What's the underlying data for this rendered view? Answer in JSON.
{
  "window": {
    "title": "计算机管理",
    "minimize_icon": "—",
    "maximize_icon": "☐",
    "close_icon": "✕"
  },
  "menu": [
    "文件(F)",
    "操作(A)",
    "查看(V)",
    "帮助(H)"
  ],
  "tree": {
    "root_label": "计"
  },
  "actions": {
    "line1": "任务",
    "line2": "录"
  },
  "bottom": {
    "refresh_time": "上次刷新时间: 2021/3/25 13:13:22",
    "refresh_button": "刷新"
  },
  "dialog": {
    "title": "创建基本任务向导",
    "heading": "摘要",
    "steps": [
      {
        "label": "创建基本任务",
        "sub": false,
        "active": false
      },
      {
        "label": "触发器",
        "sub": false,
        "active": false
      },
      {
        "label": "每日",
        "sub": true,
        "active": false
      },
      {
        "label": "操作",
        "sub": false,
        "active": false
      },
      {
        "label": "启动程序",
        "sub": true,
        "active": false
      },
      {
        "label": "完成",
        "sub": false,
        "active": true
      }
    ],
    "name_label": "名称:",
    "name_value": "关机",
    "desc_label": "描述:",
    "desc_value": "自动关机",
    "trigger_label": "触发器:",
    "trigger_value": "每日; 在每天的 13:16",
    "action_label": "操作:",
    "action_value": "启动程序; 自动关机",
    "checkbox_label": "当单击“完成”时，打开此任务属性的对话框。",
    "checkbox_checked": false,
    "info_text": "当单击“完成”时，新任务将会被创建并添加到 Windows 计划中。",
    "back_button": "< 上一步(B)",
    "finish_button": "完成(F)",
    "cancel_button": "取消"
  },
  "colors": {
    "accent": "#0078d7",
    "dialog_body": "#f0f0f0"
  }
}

What the task asks: From the records above, extract every line exactly as it stands.

Correct response:
What's the underlying data for this rendered view? Answer in JSON.
{
  "window": {
    "title": "计算机管理",
    "minimize_icon": "—",
    "maximize_icon": "☐",
    "close_icon": "✕"
  },
  "menu": [
    "文件(F)",
    "操作(A)",
    "查看(V)",
    "帮助(H)"
  ],
  "tree": {
    "root_label": "计"
  },
  "actions": {
    "line1": "任务",
    "line2": "录"
  },
  "bottom": {
    "refresh_time": "上次刷新时间: 2021/3/25 13:13:22",
    "refresh_button": "刷新"
  },
  "dialog": {
    "title": "创建基本任务向导",
    "heading": "摘要",
    "steps": [
      {
        "label": "创建基本任务",
        "sub": false,
        "active": false
      },
      {
        "label": "触发器",
        "sub": false,
        "active": false
      },
      {
        "label": "每日",
        "sub": true,
        "active": false
      },
      {
        "label": "操作",
        "sub": false,
        "active": false
      },
      {
        "label": "启动程序",
        "sub": true,
        "active": false
      },
      {
        "label": "完成",
        "sub": false,
        "active": true
      }
    ],
    "name_label": "名称:",
    "name_value": "关机",
    "desc_label": "描述:",
    "desc_value": "自动关机",
    "trigger_label": "触发器:",
    "trigger_value": "每日; 在每天的 13:16",
    "action_label": "操作:",
    "action_value": "启动程序; 自动关机",
    "checkbox_label": "当单击“完成”时，打开此任务属性的对话框。",
    "checkbox_checked": false,
    "info_text": "当单击“完成”时，新任务将会被创建并添加到 Windows 计划中。",
    "back_button": "< 上一步(B)",
    "finish_button": "完成(F)",
    "cancel_button": "取消"
  },
  "colors": {
    "accent": "#0078d7",
    "dialog_body": "#f0f0f0"
  }
}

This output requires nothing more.